» **Aim**
Skip the pictures and quote all of the lines exactly.

» **Material for this exercise**

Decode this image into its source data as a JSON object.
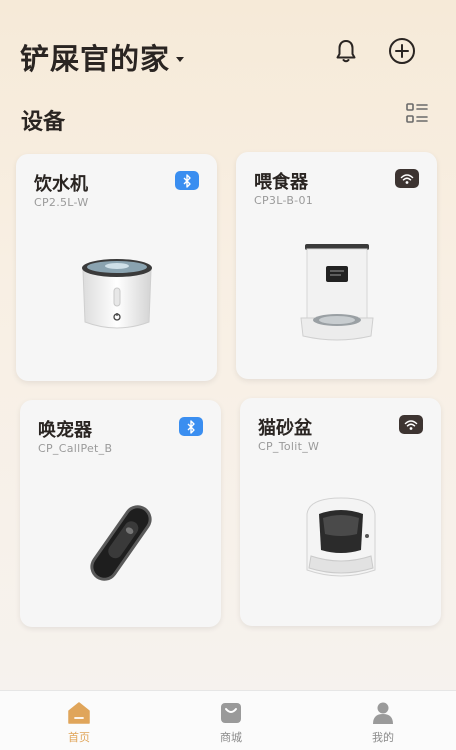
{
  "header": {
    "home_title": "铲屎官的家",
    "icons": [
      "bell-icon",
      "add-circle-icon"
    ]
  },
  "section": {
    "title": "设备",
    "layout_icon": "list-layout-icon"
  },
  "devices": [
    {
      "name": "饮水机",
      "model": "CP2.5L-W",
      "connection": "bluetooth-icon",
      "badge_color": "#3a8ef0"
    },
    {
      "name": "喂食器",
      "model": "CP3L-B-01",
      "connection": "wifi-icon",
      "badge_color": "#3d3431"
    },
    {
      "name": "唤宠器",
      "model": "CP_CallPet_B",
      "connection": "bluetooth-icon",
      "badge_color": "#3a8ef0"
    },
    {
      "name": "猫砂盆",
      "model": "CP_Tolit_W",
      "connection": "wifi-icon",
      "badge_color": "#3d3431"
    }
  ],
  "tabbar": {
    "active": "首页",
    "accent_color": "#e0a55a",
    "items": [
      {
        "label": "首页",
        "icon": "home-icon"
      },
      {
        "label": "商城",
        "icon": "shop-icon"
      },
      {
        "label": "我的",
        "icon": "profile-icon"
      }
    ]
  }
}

» **Problem solution**
Decode this image into its source data as a JSON object.
{
  "header": {
    "home_title": "铲屎官的家",
    "icons": [
      "bell-icon",
      "add-circle-icon"
    ]
  },
  "section": {
    "title": "设备",
    "layout_icon": "list-layout-icon"
  },
  "devices": [
    {
      "name": "饮水机",
      "model": "CP2.5L-W",
      "connection": "bluetooth-icon",
      "badge_color": "#3a8ef0"
    },
    {
      "name": "喂食器",
      "model": "CP3L-B-01",
      "connection": "wifi-icon",
      "badge_color": "#3d3431"
    },
    {
      "name": "唤宠器",
      "model": "CP_CallPet_B",
      "connection": "bluetooth-icon",
      "badge_color": "#3a8ef0"
    },
    {
      "name": "猫砂盆",
      "model": "CP_Tolit_W",
      "connection": "wifi-icon",
      "badge_color": "#3d3431"
    }
  ],
  "tabbar": {
    "active": "首页",
    "accent_color": "#e0a55a",
    "items": [
      {
        "label": "首页",
        "icon": "home-icon"
      },
      {
        "label": "商城",
        "icon": "shop-icon"
      },
      {
        "label": "我的",
        "icon": "profile-icon"
      }
    ]
  }
}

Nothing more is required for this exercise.